### RECORDS PROVIDED ###

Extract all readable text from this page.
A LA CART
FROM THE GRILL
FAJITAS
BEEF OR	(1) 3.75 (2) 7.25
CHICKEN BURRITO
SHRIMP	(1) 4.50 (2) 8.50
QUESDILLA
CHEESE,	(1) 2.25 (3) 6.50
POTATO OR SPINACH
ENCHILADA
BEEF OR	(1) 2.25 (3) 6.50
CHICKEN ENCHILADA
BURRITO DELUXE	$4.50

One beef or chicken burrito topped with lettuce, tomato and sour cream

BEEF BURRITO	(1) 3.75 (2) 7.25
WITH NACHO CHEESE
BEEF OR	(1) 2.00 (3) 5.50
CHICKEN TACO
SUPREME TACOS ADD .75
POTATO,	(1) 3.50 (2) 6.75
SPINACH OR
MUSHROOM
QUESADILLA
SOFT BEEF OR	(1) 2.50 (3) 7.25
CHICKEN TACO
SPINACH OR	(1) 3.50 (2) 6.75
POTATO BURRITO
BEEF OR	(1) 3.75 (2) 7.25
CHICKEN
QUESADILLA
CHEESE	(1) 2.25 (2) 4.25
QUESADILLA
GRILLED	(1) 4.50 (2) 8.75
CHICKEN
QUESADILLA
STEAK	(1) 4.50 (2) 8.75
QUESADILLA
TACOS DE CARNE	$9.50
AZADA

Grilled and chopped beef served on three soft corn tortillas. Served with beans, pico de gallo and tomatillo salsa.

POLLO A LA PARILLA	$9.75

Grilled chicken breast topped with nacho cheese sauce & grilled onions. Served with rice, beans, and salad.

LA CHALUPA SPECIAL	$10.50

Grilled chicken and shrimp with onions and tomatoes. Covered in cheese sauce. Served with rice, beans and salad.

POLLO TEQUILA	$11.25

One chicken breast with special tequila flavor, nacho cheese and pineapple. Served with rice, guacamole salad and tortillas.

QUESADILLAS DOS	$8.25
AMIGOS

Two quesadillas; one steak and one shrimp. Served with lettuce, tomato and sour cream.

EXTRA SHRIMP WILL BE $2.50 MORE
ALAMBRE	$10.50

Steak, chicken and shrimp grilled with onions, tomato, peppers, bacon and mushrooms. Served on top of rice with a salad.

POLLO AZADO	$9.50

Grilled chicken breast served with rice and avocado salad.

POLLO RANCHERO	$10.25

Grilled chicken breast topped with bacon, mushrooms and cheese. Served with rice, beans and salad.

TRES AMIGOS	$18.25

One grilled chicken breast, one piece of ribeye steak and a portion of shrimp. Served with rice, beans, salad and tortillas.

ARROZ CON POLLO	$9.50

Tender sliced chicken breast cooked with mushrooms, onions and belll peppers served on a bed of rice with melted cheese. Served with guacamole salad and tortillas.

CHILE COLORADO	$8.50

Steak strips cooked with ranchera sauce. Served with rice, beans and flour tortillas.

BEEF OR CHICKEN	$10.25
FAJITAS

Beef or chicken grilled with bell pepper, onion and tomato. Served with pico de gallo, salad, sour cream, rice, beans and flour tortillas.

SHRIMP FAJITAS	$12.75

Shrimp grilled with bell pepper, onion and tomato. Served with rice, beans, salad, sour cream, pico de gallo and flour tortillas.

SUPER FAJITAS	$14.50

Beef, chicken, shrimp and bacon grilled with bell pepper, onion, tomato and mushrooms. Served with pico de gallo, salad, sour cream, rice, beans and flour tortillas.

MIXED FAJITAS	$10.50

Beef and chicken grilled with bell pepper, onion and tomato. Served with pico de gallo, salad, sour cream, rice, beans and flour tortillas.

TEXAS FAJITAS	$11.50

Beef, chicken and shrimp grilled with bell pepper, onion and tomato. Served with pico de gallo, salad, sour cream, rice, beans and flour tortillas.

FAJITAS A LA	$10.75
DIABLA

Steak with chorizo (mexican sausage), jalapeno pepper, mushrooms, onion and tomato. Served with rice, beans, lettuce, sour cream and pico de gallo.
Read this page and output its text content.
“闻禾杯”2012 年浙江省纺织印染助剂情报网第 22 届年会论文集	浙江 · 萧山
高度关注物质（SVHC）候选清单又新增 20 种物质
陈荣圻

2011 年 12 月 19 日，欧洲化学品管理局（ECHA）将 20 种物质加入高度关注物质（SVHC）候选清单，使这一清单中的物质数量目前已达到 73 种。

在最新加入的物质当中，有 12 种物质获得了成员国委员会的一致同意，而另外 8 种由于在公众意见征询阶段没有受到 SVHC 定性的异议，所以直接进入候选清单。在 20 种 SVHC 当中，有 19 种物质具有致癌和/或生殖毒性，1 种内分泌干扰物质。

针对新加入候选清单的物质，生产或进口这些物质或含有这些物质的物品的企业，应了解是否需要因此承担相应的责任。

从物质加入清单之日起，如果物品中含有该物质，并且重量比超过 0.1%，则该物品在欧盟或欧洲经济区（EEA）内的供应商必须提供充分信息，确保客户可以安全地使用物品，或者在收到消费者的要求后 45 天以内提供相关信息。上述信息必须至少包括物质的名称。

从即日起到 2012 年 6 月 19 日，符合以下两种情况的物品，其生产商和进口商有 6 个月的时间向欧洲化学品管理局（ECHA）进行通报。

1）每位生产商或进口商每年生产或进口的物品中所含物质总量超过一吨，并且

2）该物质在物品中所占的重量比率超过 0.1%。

###

> WHAT YOU WILL DO
Print all of the entries exactly as they are written.

> EXPECTED ANSWER
Extract all readable text from this page.
A LA CART
FROM THE GRILL
FAJITAS
BEEF OR	(1) 3.75 (2) 7.25
CHICKEN BURRITO
SHRIMP	(1) 4.50 (2) 8.50
QUESDILLA
CHEESE,	(1) 2.25 (3) 6.50
POTATO OR SPINACH
ENCHILADA
BEEF OR	(1) 2.25 (3) 6.50
CHICKEN ENCHILADA
BURRITO DELUXE	$4.50

One beef or chicken burrito topped with lettuce, tomato and sour cream

BEEF BURRITO	(1) 3.75 (2) 7.25
WITH NACHO CHEESE
BEEF OR	(1) 2.00 (3) 5.50
CHICKEN TACO
SUPREME TACOS ADD .75
POTATO,	(1) 3.50 (2) 6.75
SPINACH OR
MUSHROOM
QUESADILLA
SOFT BEEF OR	(1) 2.50 (3) 7.25
CHICKEN TACO
SPINACH OR	(1) 3.50 (2) 6.75
POTATO BURRITO
BEEF OR	(1) 3.75 (2) 7.25
CHICKEN
QUESADILLA
CHEESE	(1) 2.25 (2) 4.25
QUESADILLA
GRILLED	(1) 4.50 (2) 8.75
CHICKEN
QUESADILLA
STEAK	(1) 4.50 (2) 8.75
QUESADILLA
TACOS DE CARNE	$9.50
AZADA

Grilled and chopped beef served on three soft corn tortillas. Served with beans, pico de gallo and tomatillo salsa.

POLLO A LA PARILLA	$9.75

Grilled chicken breast topped with nacho cheese sauce & grilled onions. Served with rice, beans, and salad.

LA CHALUPA SPECIAL	$10.50

Grilled chicken and shrimp with onions and tomatoes. Covered in cheese sauce. Served with rice, beans and salad.

POLLO TEQUILA	$11.25

One chicken breast with special tequila flavor, nacho cheese and pineapple. Served with rice, guacamole salad and tortillas.

QUESADILLAS DOS	$8.25
AMIGOS

Two quesadillas; one steak and one shrimp. Served with lettuce, tomato and sour cream.

EXTRA SHRIMP WILL BE $2.50 MORE
ALAMBRE	$10.50

Steak, chicken and shrimp grilled with onions, tomato, peppers, bacon and mushrooms. Served on top of rice with a salad.

POLLO AZADO	$9.50

Grilled chicken breast served with rice and avocado salad.

POLLO RANCHERO	$10.25

Grilled chicken breast topped with bacon, mushrooms and cheese. Served with rice, beans and salad.

TRES AMIGOS	$18.25

One grilled chicken breast, one piece of ribeye steak and a portion of shrimp. Served with rice, beans, salad and tortillas.

ARROZ CON POLLO	$9.50

Tender sliced chicken breast cooked with mushrooms, onions and belll peppers served on a bed of rice with melted cheese. Served with guacamole salad and tortillas.

CHILE COLORADO	$8.50

Steak strips cooked with ranchera sauce. Served with rice, beans and flour tortillas.

BEEF OR CHICKEN	$10.25
FAJITAS

Beef or chicken grilled with bell pepper, onion and tomato. Served with pico de gallo, salad, sour cream, rice, beans and flour tortillas.

SHRIMP FAJITAS	$12.75

Shrimp grilled with bell pepper, onion and tomato. Served with rice, beans, salad, sour cream, pico de gallo and flour tortillas.

SUPER FAJITAS	$14.50

Beef, chicken, shrimp and bacon grilled with bell pepper, onion, tomato and mushrooms. Served with pico de gallo, salad, sour cream, rice, beans and flour tortillas.

MIXED FAJITAS	$10.50

Beef and chicken grilled with bell pepper, onion and tomato. Served with pico de gallo, salad, sour cream, rice, beans and flour tortillas.

TEXAS FAJITAS	$11.50

Beef, chicken and shrimp grilled with bell pepper, onion and tomato. Served with pico de gallo, salad, sour cream, rice, beans and flour tortillas.

FAJITAS A LA	$10.75
DIABLA

Steak with chorizo (mexican sausage), jalapeno pepper, mushrooms, onion and tomato. Served with rice, beans, lettuce, sour cream and pico de gallo.
Read this page and output its text content.
“闻禾杯”2012 年浙江省纺织印染助剂情报网第 22 届年会论文集	浙江 · 萧山
高度关注物质（SVHC）候选清单又新增 20 种物质
陈荣圻

2011 年 12 月 19 日，欧洲化学品管理局（ECHA）将 20 种物质加入高度关注物质（SVHC）候选清单，使这一清单中的物质数量目前已达到 73 种。

在最新加入的物质当中，有 12 种物质获得了成员国委员会的一致同意，而另外 8 种由于在公众意见征询阶段没有受到 SVHC 定性的异议，所以直接进入候选清单。在 20 种 SVHC 当中，有 19 种物质具有致癌和/或生殖毒性，1 种内分泌干扰物质。

针对新加入候选清单的物质，生产或进口这些物质或含有这些物质的物品的企业，应了解是否需要因此承担相应的责任。

从物质加入清单之日起，如果物品中含有该物质，并且重量比超过 0.1%，则该物品在欧盟或欧洲经济区（EEA）内的供应商必须提供充分信息，确保客户可以安全地使用物品，或者在收到消费者的要求后 45 天以内提供相关信息。上述信息必须至少包括物质的名称。

从即日起到 2012 年 6 月 19 日，符合以下两种情况的物品，其生产商和进口商有 6 个月的时间向欧洲化学品管理局（ECHA）进行通报。

1）每位生产商或进口商每年生产或进口的物品中所含物质总量超过一吨，并且

2）该物质在物品中所占的重量比率超过 0.1%。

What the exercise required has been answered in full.